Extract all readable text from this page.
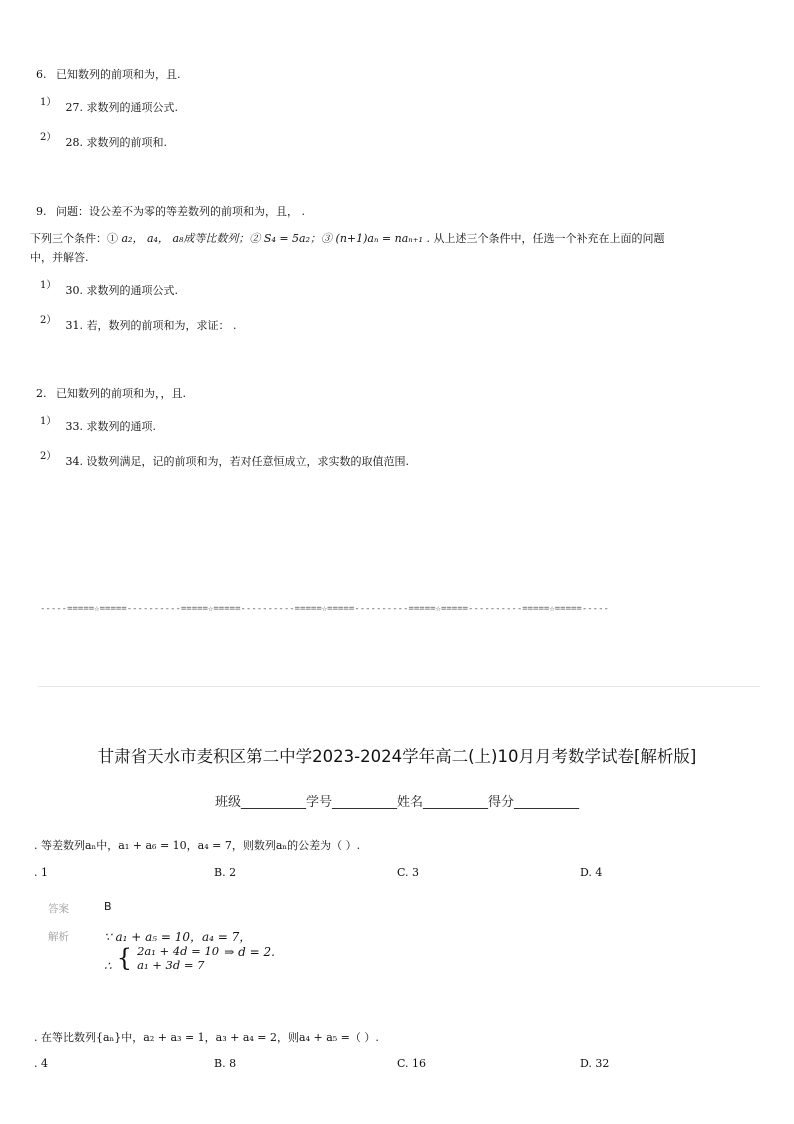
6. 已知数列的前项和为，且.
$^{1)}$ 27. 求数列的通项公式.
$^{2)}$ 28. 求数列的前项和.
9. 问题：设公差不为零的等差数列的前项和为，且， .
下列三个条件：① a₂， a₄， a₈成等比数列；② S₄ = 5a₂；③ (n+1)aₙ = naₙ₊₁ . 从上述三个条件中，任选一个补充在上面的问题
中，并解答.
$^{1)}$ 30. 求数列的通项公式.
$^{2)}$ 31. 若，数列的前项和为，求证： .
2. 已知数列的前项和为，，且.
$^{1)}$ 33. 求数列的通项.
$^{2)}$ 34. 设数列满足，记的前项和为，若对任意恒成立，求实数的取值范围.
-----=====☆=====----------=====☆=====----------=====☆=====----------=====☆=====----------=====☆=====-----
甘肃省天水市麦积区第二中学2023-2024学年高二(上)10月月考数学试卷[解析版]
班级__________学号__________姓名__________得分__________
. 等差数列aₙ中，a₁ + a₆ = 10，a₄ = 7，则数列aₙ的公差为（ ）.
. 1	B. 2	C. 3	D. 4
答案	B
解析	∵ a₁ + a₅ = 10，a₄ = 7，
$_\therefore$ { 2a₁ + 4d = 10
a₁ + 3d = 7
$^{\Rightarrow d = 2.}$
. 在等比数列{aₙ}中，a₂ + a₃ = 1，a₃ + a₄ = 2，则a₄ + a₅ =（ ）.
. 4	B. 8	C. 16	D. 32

WHAT TO PRODUCE: Print the listing above in full, exactly as written. Omit any pictures.

EXERCISE OUTPUT:
Extract all readable text from this page.
6. 已知数列的前项和为，且.
$^{1)}$ 27. 求数列的通项公式.
$^{2)}$ 28. 求数列的前项和.
9. 问题：设公差不为零的等差数列的前项和为，且， .
下列三个条件：① a₂， a₄， a₈成等比数列；② S₄ = 5a₂；③ (n+1)aₙ = naₙ₊₁ . 从上述三个条件中，任选一个补充在上面的问题
中，并解答.
$^{1)}$ 30. 求数列的通项公式.
$^{2)}$ 31. 若，数列的前项和为，求证： .
2. 已知数列的前项和为，，且.
$^{1)}$ 33. 求数列的通项.
$^{2)}$ 34. 设数列满足，记的前项和为，若对任意恒成立，求实数的取值范围.
-----=====☆=====----------=====☆=====----------=====☆=====----------=====☆=====----------=====☆=====-----
甘肃省天水市麦积区第二中学2023-2024学年高二(上)10月月考数学试卷[解析版]
班级__________学号__________姓名__________得分__________
. 等差数列aₙ中，a₁ + a₆ = 10，a₄ = 7，则数列aₙ的公差为（ ）.
. 1	B. 2	C. 3	D. 4
答案	B
解析	∵ a₁ + a₅ = 10，a₄ = 7，
$_\therefore$ { 2a₁ + 4d = 10
a₁ + 3d = 7
$^{\Rightarrow d = 2.}$
. 在等比数列{aₙ}中，a₂ + a₃ = 1，a₃ + a₄ = 2，则a₄ + a₅ =（ ）.
. 4	B. 8	C. 16	D. 32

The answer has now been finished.